*TASK DETAILS:* Below are the records; collect from them each line containing the string "open".

======== MATERIAL SUPPLIED

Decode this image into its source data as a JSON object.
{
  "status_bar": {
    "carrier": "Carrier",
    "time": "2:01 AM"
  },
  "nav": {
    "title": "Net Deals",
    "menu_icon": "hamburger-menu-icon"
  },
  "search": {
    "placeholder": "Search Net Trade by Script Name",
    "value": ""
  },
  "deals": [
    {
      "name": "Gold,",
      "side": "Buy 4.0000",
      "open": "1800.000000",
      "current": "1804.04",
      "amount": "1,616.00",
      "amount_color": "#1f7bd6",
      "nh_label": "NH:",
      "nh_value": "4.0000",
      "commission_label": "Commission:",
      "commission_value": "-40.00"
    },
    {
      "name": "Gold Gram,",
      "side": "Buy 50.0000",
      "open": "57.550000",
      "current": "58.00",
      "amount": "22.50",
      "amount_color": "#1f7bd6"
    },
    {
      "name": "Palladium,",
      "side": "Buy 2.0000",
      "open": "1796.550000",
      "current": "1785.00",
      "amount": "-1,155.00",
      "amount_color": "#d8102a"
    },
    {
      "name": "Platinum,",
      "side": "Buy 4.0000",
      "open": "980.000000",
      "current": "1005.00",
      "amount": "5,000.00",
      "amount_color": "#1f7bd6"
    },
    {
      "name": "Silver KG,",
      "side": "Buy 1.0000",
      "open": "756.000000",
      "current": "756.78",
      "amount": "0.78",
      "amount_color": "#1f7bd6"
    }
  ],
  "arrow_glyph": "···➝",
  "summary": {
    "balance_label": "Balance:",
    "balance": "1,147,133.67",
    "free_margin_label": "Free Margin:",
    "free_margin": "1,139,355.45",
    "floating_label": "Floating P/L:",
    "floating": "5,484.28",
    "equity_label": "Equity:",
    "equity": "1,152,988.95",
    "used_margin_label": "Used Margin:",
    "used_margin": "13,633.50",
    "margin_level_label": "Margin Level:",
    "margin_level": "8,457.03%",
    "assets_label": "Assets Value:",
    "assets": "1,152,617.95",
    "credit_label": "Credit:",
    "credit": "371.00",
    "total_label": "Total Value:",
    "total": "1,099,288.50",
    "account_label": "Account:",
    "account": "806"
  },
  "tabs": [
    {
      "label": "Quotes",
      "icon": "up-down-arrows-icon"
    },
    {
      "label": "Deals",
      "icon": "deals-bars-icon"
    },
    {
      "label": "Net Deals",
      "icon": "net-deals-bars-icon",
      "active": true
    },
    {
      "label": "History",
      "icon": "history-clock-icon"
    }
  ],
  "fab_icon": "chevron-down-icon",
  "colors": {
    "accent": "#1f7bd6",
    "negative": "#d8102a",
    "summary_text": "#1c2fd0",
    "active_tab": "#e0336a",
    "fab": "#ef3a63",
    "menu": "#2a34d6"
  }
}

================

*CORRECT OUTPUT:*
      "open": "1800.000000",
      "open": "57.550000",
      "open": "1796.550000",
      "open": "980.000000",
      "open": "756.000000",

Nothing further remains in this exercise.